▸ Information shown:
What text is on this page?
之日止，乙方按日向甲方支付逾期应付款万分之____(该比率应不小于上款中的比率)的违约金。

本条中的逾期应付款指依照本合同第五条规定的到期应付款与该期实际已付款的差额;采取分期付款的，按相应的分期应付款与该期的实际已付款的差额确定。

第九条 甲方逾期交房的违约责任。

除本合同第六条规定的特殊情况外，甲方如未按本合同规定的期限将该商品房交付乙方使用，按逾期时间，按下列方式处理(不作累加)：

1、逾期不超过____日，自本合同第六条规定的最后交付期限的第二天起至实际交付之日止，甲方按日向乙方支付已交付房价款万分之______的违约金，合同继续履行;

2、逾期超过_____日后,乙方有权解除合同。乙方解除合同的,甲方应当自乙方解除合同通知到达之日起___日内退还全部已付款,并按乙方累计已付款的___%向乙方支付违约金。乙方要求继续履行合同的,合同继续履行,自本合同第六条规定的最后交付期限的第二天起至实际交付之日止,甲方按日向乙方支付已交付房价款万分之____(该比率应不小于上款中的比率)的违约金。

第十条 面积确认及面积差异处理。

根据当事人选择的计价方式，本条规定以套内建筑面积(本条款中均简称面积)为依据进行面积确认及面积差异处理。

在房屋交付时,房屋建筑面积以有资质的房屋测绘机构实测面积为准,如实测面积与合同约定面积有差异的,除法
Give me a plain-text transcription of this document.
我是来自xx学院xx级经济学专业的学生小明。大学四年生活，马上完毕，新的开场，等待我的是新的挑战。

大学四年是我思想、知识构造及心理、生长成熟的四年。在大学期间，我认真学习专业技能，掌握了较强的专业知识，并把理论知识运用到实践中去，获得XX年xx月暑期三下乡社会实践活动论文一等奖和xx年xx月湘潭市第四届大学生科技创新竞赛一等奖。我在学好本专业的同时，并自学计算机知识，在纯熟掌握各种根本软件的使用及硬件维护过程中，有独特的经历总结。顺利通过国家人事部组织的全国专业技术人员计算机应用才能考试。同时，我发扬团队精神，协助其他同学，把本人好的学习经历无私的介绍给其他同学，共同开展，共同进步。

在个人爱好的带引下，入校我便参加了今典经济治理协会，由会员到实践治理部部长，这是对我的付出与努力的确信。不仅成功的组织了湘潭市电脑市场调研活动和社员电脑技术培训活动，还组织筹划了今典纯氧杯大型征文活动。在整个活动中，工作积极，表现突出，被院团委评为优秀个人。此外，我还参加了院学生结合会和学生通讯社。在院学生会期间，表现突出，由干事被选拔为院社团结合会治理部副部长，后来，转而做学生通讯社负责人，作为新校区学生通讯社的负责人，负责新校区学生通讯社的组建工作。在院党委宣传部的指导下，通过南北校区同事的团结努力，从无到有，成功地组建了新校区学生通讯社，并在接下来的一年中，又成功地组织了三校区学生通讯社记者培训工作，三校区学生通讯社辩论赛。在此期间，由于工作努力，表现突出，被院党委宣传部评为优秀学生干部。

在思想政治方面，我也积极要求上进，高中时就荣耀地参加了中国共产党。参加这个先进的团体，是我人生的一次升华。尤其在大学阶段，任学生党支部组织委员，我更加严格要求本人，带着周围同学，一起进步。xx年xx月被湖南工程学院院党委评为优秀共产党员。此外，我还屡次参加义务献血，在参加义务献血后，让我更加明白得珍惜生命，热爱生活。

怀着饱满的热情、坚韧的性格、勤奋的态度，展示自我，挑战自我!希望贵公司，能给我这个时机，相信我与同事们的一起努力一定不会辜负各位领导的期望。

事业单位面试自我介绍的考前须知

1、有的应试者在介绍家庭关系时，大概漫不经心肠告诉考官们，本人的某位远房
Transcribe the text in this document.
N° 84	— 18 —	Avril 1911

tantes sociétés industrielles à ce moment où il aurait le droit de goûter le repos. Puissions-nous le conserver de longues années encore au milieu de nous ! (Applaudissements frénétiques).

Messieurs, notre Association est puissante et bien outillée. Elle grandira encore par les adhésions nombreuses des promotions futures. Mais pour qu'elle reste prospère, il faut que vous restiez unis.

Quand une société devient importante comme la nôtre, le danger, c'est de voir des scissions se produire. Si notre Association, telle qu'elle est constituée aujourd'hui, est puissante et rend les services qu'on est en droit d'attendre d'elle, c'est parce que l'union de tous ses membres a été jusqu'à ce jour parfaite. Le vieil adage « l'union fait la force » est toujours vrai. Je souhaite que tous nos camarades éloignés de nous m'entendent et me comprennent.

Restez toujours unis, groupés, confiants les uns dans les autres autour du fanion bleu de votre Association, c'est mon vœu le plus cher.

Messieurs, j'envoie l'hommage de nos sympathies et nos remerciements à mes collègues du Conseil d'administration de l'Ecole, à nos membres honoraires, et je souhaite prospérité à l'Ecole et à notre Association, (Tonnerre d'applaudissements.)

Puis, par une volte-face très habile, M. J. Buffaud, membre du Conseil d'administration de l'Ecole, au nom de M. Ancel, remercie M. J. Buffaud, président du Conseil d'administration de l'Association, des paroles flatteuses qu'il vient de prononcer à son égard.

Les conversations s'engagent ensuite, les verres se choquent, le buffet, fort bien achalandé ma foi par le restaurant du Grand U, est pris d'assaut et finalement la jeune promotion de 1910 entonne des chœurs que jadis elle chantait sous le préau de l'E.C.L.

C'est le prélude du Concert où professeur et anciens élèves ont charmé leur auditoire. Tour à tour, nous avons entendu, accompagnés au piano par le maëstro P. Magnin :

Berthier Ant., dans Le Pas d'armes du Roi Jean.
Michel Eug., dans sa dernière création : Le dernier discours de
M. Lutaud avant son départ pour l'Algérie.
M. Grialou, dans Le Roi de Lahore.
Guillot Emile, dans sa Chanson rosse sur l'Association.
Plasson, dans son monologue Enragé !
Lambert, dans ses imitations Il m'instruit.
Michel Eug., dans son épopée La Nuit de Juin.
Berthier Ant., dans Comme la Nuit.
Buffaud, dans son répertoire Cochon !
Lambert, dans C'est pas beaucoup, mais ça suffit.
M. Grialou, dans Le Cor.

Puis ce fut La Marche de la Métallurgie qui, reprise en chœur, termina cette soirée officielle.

▸ Problem to work on: Look through the entries above and report each line where the string "administration" occurs.

▸ Response:
Messieurs, j'envoie l'hommage de nos sympathies et nos remerciements à mes collègues du Conseil d'administration de l'Ecole, à nos membres honoraires, et je souhaite prospérité à l'Ecole et à notre Association, (Tonnerre d'applaudissements.)
Puis, par une volte-face très habile, M. J. Buffaud, membre du Conseil d'administration de l'Ecole, au nom de M. Ancel, remercie M. J. Buffaud, président du Conseil d'administration de l'Association, des paroles flatteuses qu'il vient de prononcer à son égard.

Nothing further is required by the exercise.